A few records
....................
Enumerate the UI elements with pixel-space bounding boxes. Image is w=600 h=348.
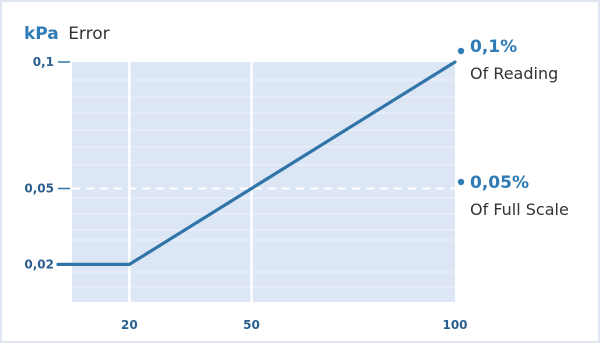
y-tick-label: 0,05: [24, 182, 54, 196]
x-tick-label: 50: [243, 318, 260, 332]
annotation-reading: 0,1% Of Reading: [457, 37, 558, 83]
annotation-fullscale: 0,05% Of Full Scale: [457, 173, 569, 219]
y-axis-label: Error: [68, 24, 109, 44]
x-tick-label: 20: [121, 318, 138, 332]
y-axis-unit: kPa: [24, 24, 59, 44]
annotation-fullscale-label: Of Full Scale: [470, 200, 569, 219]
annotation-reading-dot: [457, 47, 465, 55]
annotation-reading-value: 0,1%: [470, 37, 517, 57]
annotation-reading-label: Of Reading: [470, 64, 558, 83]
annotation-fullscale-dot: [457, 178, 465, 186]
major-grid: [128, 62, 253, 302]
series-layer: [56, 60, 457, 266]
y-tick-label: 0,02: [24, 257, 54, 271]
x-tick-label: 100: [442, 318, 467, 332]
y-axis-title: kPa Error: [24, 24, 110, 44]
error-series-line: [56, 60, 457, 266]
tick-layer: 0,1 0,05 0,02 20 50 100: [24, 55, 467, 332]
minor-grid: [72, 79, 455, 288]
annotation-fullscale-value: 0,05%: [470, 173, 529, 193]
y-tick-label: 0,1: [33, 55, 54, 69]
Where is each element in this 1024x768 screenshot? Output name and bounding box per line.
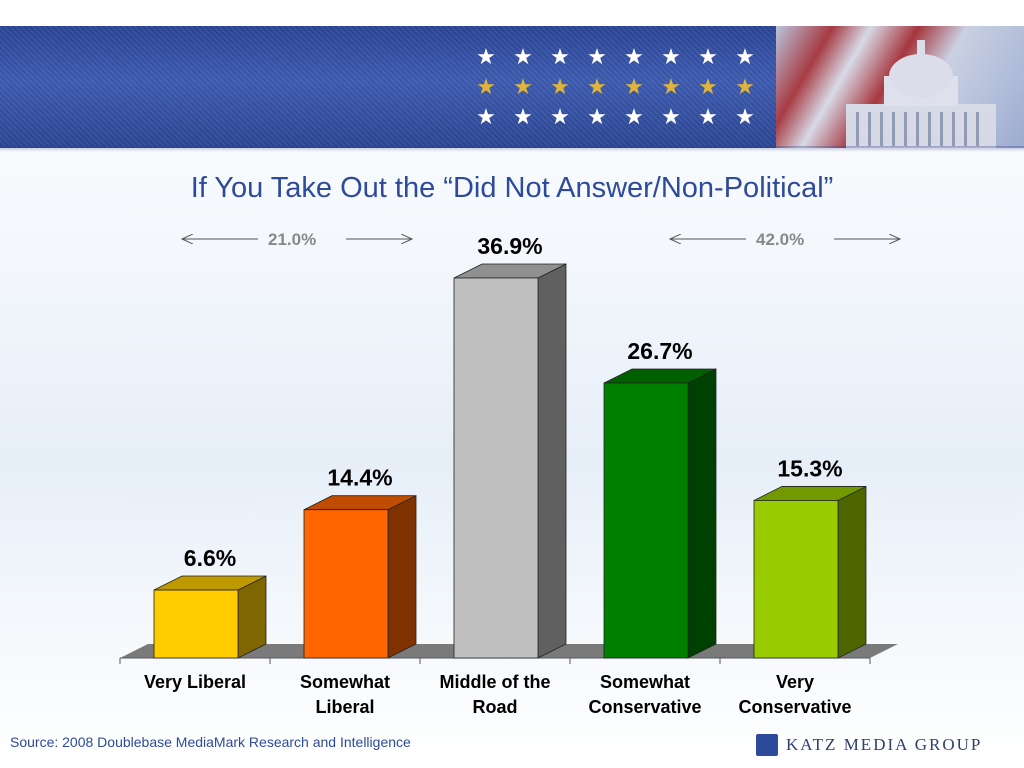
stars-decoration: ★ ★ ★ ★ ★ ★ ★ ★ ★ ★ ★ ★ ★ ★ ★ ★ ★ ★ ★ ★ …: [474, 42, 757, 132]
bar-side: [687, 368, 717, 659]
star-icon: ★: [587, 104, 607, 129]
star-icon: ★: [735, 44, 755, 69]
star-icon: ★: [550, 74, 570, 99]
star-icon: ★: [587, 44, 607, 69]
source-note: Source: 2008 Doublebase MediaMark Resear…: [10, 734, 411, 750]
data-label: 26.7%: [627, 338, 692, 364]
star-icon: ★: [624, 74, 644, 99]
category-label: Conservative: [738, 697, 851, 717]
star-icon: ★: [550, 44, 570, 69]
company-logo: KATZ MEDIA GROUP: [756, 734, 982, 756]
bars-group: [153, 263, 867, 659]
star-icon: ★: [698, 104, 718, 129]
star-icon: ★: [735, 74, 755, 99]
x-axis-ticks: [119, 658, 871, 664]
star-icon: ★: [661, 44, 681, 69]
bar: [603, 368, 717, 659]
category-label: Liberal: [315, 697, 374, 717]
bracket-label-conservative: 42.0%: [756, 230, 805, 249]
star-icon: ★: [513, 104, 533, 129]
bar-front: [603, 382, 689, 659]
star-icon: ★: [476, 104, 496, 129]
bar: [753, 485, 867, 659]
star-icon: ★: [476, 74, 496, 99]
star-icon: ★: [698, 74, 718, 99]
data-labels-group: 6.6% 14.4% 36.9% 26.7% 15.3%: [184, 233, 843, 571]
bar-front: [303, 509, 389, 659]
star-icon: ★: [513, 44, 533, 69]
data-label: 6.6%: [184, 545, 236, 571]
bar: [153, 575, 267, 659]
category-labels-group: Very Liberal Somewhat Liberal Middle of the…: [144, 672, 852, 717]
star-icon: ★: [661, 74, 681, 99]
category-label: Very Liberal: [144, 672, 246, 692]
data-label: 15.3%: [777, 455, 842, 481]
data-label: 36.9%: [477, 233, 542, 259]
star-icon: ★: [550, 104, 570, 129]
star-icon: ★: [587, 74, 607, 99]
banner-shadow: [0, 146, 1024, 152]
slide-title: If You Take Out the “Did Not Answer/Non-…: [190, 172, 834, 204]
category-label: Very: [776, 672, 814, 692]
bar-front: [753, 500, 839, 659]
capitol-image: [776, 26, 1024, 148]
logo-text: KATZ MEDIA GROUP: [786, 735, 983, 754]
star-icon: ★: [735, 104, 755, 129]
....................
* [PROBLEM TO WORK ON]: Please reproduce all the records above, replacing every "star-icon" with "star-symbol" and leaving everything else unchanged. Omit the pictures from your answer.

* [THE RESULT]:
Enumerate the UI elements with pixel-space bounding boxes. Image is w=600 h=348.
y-tick-label: 0,05: [24, 182, 54, 196]
x-tick-label: 50: [243, 318, 260, 332]
annotation-reading: 0,1% Of Reading: [457, 37, 558, 83]
annotation-fullscale: 0,05% Of Full Scale: [457, 173, 569, 219]
y-axis-label: Error: [68, 24, 109, 44]
x-tick-label: 20: [121, 318, 138, 332]
y-axis-unit: kPa: [24, 24, 59, 44]
annotation-fullscale-label: Of Full Scale: [470, 200, 569, 219]
annotation-reading-dot: [457, 47, 465, 55]
annotation-reading-value: 0,1%: [470, 37, 517, 57]
annotation-reading-label: Of Reading: [470, 64, 558, 83]
annotation-fullscale-dot: [457, 178, 465, 186]
major-grid: [128, 62, 253, 302]
series-layer: [56, 60, 457, 266]
y-tick-label: 0,02: [24, 257, 54, 271]
x-tick-label: 100: [442, 318, 467, 332]
y-axis-title: kPa Error: [24, 24, 110, 44]
error-series-line: [56, 60, 457, 266]
tick-layer: 0,1 0,05 0,02 20 50 100: [24, 55, 467, 332]
minor-grid: [72, 79, 455, 288]
annotation-fullscale-value: 0,05%: [470, 173, 529, 193]
y-tick-label: 0,1: [33, 55, 54, 69]
Where is each element in this 1024x768 screenshot? Output name and bounding box per line.
stars-decoration: ★ ★ ★ ★ ★ ★ ★ ★ ★ ★ ★ ★ ★ ★ ★ ★ ★ ★ ★ ★ …: [474, 42, 757, 132]
bar-side: [687, 368, 717, 659]
star-symbol: ★: [587, 104, 607, 129]
star-symbol: ★: [735, 44, 755, 69]
star-symbol: ★: [550, 74, 570, 99]
star-symbol: ★: [587, 44, 607, 69]
source-note: Source: 2008 Doublebase MediaMark Resear…: [10, 734, 411, 750]
data-label: 26.7%: [627, 338, 692, 364]
star-symbol: ★: [624, 74, 644, 99]
category-label: Conservative: [738, 697, 851, 717]
star-symbol: ★: [550, 44, 570, 69]
company-logo: KATZ MEDIA GROUP: [756, 734, 982, 756]
bars-group: [153, 263, 867, 659]
star-symbol: ★: [698, 104, 718, 129]
star-symbol: ★: [735, 74, 755, 99]
x-axis-ticks: [119, 658, 871, 664]
star-symbol: ★: [661, 44, 681, 69]
bar: [603, 368, 717, 659]
category-label: Liberal: [315, 697, 374, 717]
bracket-label-conservative: 42.0%: [756, 230, 805, 249]
star-symbol: ★: [513, 104, 533, 129]
bar-front: [603, 382, 689, 659]
star-symbol: ★: [476, 104, 496, 129]
bar: [753, 485, 867, 659]
star-symbol: ★: [476, 74, 496, 99]
star-symbol: ★: [698, 74, 718, 99]
data-labels-group: 6.6% 14.4% 36.9% 26.7% 15.3%: [184, 233, 843, 571]
bar-front: [303, 509, 389, 659]
star-symbol: ★: [513, 44, 533, 69]
data-label: 6.6%: [184, 545, 236, 571]
bar: [153, 575, 267, 659]
category-labels-group: Very Liberal Somewhat Liberal Middle of the…: [144, 672, 852, 717]
star-symbol: ★: [661, 74, 681, 99]
category-label: Very Liberal: [144, 672, 246, 692]
data-label: 15.3%: [777, 455, 842, 481]
data-label: 36.9%: [477, 233, 542, 259]
star-symbol: ★: [550, 104, 570, 129]
star-symbol: ★: [587, 74, 607, 99]
banner-shadow: [0, 146, 1024, 152]
slide-title: If You Take Out the “Did Not Answer/Non-…: [190, 172, 834, 204]
category-label: Very: [776, 672, 814, 692]
bar-front: [753, 500, 839, 659]
capitol-image: [776, 26, 1024, 148]
logo-text: KATZ MEDIA GROUP: [786, 735, 983, 754]
star-symbol: ★: [735, 104, 755, 129]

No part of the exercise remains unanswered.